• PROBLEM TO SOLVE:
Go through the records and extract every line with the word "dictum".

━━━━━ DATA FOR PROCESSING

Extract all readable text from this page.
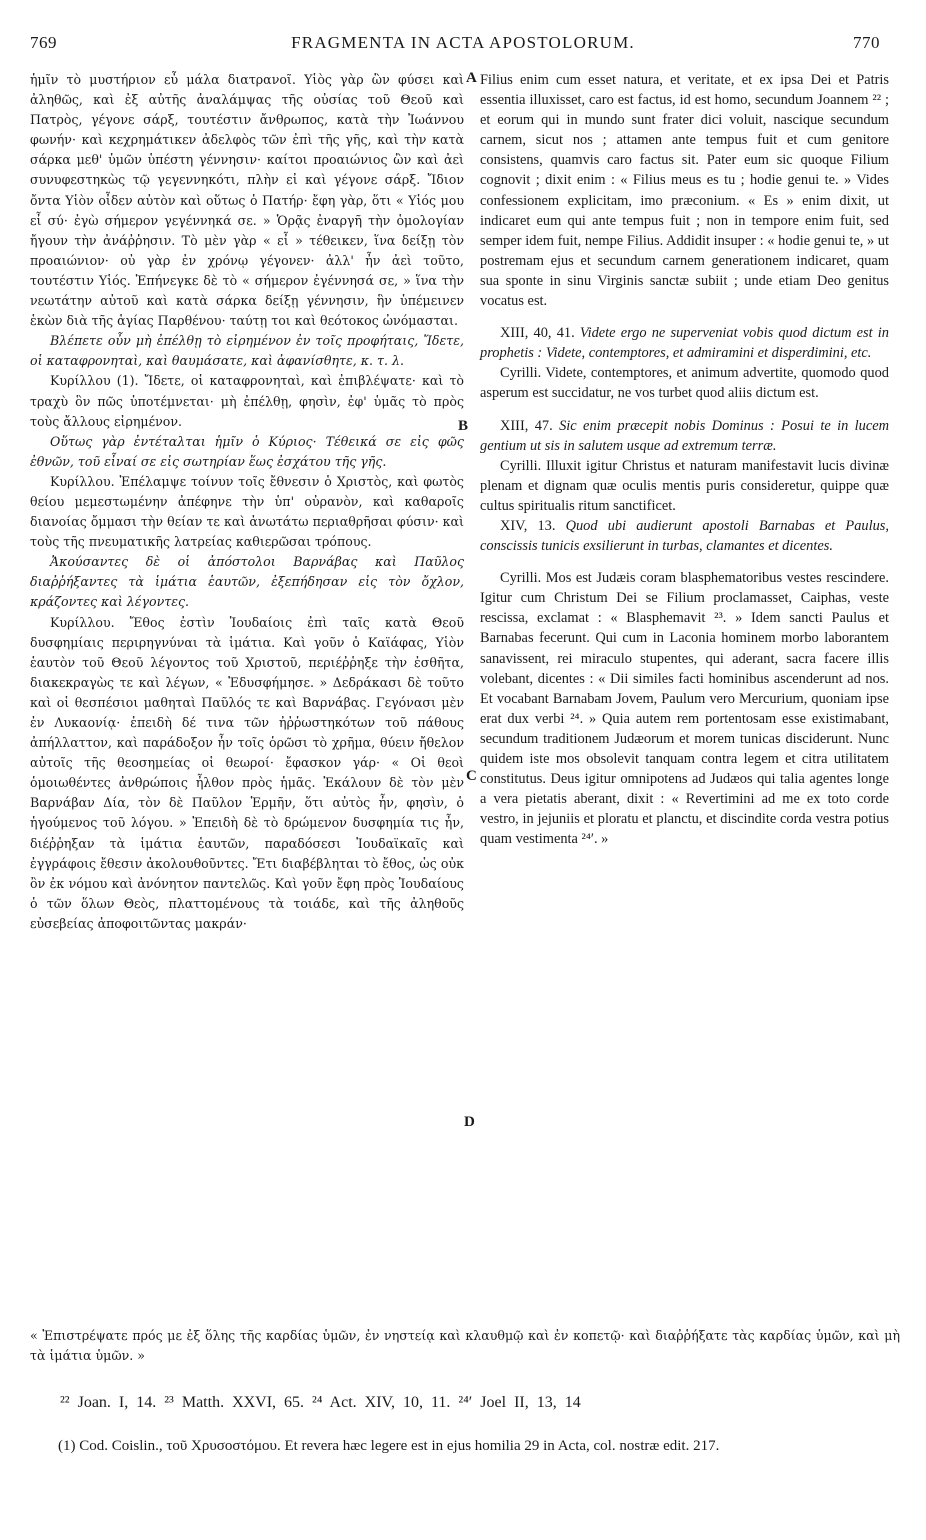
769	FRAGMENTA IN ACTA APOSTOLORUM.	770

ἡμῖν τὸ μυστήριον εὖ μάλα διατρανοῖ. Υἱὸς γὰρ ὢν φύσει καὶ ἀληθῶς, καὶ ἐξ αὐτῆς ἀναλάμψας τῆς οὐσίας τοῦ Θεοῦ καὶ Πατρὸς, γέγονε σάρξ, τουτέστιν ἄνθρωπος, κατὰ τὴν Ἰωάννου φωνήν· καὶ κεχρημάτικεν ἀδελφὸς τῶν ἐπὶ τῆς γῆς, καὶ τὴν κατὰ σάρκα μεθ' ὑμῶν ὑπέστη γέννησιν· καίτοι προαιώνιος ὢν καὶ ἀεὶ συνυφεστηκὼς τῷ γεγεννηκότι, πλὴν εἰ καὶ γέγονε σάρξ. Ἴδιον ὄντα Υἱὸν οἶδεν αὐτὸν καὶ οὕτως ὁ Πατήρ· ἔφη γὰρ, ὅτι « Υἱός μου εἶ σύ· ἐγὼ σήμερον γεγέννηκά σε. » Ὁρᾷς ἐναργῆ τὴν ὁμολογίαν ἤγουν τὴν ἀνάῤῥησιν. Τὸ μὲν γὰρ « εἶ » τέθεικεν, ἵνα δείξῃ τὸν προαιώνιον· οὐ γὰρ ἐν χρόνῳ γέγονεν· ἀλλ' ἦν ἀεὶ τοῦτο, τουτέστιν Υἱός. Ἐπήνεγκε δὲ τὸ « σήμερον ἐγέννησά σε, » ἵνα τὴν νεωτάτην αὐτοῦ καὶ κατὰ σάρκα δείξῃ γέννησιν, ἣν ὑπέμεινεν ἑκὼν διὰ τῆς ἁγίας Παρθένου· ταύτῃ τοι καὶ θεότοκος ὠνόμασται.

Βλέπετε οὖν μὴ ἐπέλθῃ τὸ εἰρημένον ἐν τοῖς προφήταις, Ἴδετε, οἱ καταφρονηταὶ, καὶ θαυμάσατε, καὶ ἀφανίσθητε, κ. τ. λ.

Κυρίλλου (1). Ἴδετε, οἱ καταφρονηταὶ, καὶ ἐπιβλέψατε· καὶ τὸ τραχὺ ὃν πῶς ὑποτέμνεται· μὴ ἐπέλθῃ, φησὶν, ἐφ' ὑμᾶς τὸ πρὸς τοὺς ἄλλους εἰρημένον.

Οὕτως γὰρ ἐντέταλται ἡμῖν ὁ Κύριος· Τέθεικά σε εἰς φῶς ἐθνῶν, τοῦ εἶναί σε εἰς σωτηρίαν ἕως ἐσχάτου τῆς γῆς.

Κυρίλλου. Ἐπέλαμψε τοίνυν τοῖς ἔθνεσιν ὁ Χριστὸς, καὶ φωτὸς θείου μεμεστωμένην ἀπέφηνε τὴν ὑπ' οὐρανὸν, καὶ καθαροῖς διανοίας ὄμμασι τὴν θείαν τε καὶ ἀνωτάτω περιαθρῆσαι φύσιν· καὶ τοὺς τῆς πνευματικῆς λατρείας καθιερῶσαι τρόπους.

Ἀκούσαντες δὲ οἱ ἀπόστολοι Βαρνάβας καὶ Παῦλος διαῤῥήξαντες τὰ ἱμάτια ἑαυτῶν, ἐξεπήδησαν εἰς τὸν ὄχλον, κράζοντες καὶ λέγοντες.

Κυρίλλου. Ἔθος ἐστὶν Ἰουδαίοις ἐπὶ ταῖς κατὰ Θεοῦ δυσφημίαις περιρηγνύναι τὰ ἱμάτια. Καὶ γοῦν ὁ Καϊάφας, Υἱὸν ἑαυτὸν τοῦ Θεοῦ λέγοντος τοῦ Χριστοῦ, περιέῤῥηξε τὴν ἐσθῆτα, διακεκραγὼς τε καὶ λέγων, « Ἐδυσφήμησε. » Δεδράκασι δὲ τοῦτο καὶ οἱ θεσπέσιοι μαθηταὶ Παῦλός τε καὶ Βαρνάβας. Γεγόνασι μὲν ἐν Λυκαονίᾳ· ἐπειδὴ δέ τινα τῶν ἠῤῥωστηκότων τοῦ πάθους ἀπήλλαττον, καὶ παράδοξον ἦν τοῖς ὁρῶσι τὸ χρῆμα, θύειν ἤθελον αὐτοῖς τῆς θεοσημείας οἱ θεωροί· ἔφασκον γάρ· « Οἱ θεοὶ ὁμοιωθέντες ἀνθρώποις ἦλθον πρὸς ἡμᾶς. Ἐκάλουν δὲ τὸν μὲν Βαρνάβαν Δία, τὸν δὲ Παῦλον Ἑρμῆν, ὅτι αὐτὸς ἦν, φησὶν, ὁ ἡγούμενος τοῦ λόγου. » Ἐπειδὴ δὲ τὸ δρώμενον δυσφημία τις ἦν, διέῤῥηξαν τὰ ἱμάτια ἑαυτῶν, παραδόσεσι Ἰουδαϊκαῖς καὶ ἐγγράφοις ἔθεσιν ἀκολουθοῦντες. Ἔτι διαβέβληται τὸ ἔθος, ὡς οὐκ ὂν ἐκ νόμου καὶ ἀνόνητον παντελῶς. Καὶ γοῦν ἔφη πρὸς Ἰουδαίους ὁ τῶν ὅλων Θεὸς, πλαττομένους τὰ τοιάδε, καὶ τῆς ἀληθοῦς εὐσεβείας ἀποφοιτῶντας μακράν·

Filius enim cum esset natura, et veritate, et ex ipsa Dei et Patris essentia illuxisset, caro est factus, id est homo, secundum Joannem ²² ; et eorum qui in mundo sunt frater dici voluit, nascique secundum carnem, sicut nos ; attamen ante tempus fuit et cum genitore consistens, quamvis caro factus sit. Pater eum sic quoque Filium cognovit ; dixit enim : « Filius meus es tu ; hodie genui te. » Vides confessionem explicitam, imo præconium. « Es » enim dixit, ut indicaret eum qui ante tempus fuit ; non in tempore enim fuit, sed semper idem fuit, nempe Filius. Addidit insuper : « hodie genui te, » ut postremam ejus et secundum carnem generationem indicaret, quam sua sponte in sinu Virginis sanctæ subiit ; unde etiam Deo genitus vocatus est.

XIII, 40, 41. Videte ergo ne superveniat vobis quod dictum est in prophetis : Videte, contemptores, et admiramini et disperdimini, etc.

Cyrilli. Videte, contemptores, et animum advertite, quomodo quod asperum est succidatur, ne vos turbet quod aliis dictum est.

XIII, 47. Sic enim præcepit nobis Dominus : Posui te in lucem gentium ut sis in salutem usque ad extremum terræ.

Cyrilli. Illuxit igitur Christus et naturam manifestavit lucis divinæ plenam et dignam quæ oculis mentis puris consideretur, quippe quæ cultus spiritualis ritum sanctificet.

XIV, 13. Quod ubi audierunt apostoli Barnabas et Paulus, conscissis tunicis exsilierunt in turbas, clamantes et dicentes.

Cyrilli. Mos est Judæis coram blasphematoribus vestes rescindere. Igitur cum Christum Dei se Filium proclamasset, Caiphas, veste rescissa, exclamat : « Blasphemavit ²³. » Idem sancti Paulus et Barnabas fecerunt. Qui cum in Laconia hominem morbo laborantem sanavissent, rei miraculo stupentes, qui aderant, sacra facere illis volebant, dicentes : « Dii similes facti hominibus ascenderunt ad nos. Et vocabant Barnabam Jovem, Paulum vero Mercurium, quoniam ipse erat dux verbi ²⁴. » Quia autem rem portentosam esse existimabant, secundum traditionem Judæorum et morem tunicas disciderunt. Nunc quidem iste mos obsolevit tanquam contra legem et citra utilitatem constitutus. Deus igitur omnipotens ad Judæos qui talia agentes longe a vera pietatis aberant, dixit : « Revertimini ad me ex toto corde vestro, in jejuniis et ploratu et planctu, et discindite corda vestra potius quam vestimenta ²⁴′. »

A
B
C
D

« Ἐπιστρέψατε πρός με ἐξ ὅλης τῆς καρδίας ὑμῶν, ἐν νηστείᾳ καὶ κλαυθμῷ καὶ ἐν κοπετῷ· καὶ διαῤῥήξατε τὰς καρδίας ὑμῶν, καὶ μὴ τὰ ἱμάτια ὑμῶν. »

²² Joan. I, 14. ²³ Matth. XXVI, 65. ²⁴ Act. XIV, 10, 11. ²⁴′ Joel II, 13, 14

(1) Cod. Coislin., τοῦ Χρυσοστόμου. Et revera hæc legere est in ejus homilia 29 in Acta, col. nostræ edit. 217.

━━━━━━━━━━

• RESULT OF THE TASK:
XIII, 40, 41. Videte ergo ne superveniat vobis quod dictum est in prophetis : Videte, contemptores, et admiramini et disperdimini, etc.
Cyrilli. Videte, contemptores, et animum advertite, quomodo quod asperum est succidatur, ne vos turbet quod aliis dictum est.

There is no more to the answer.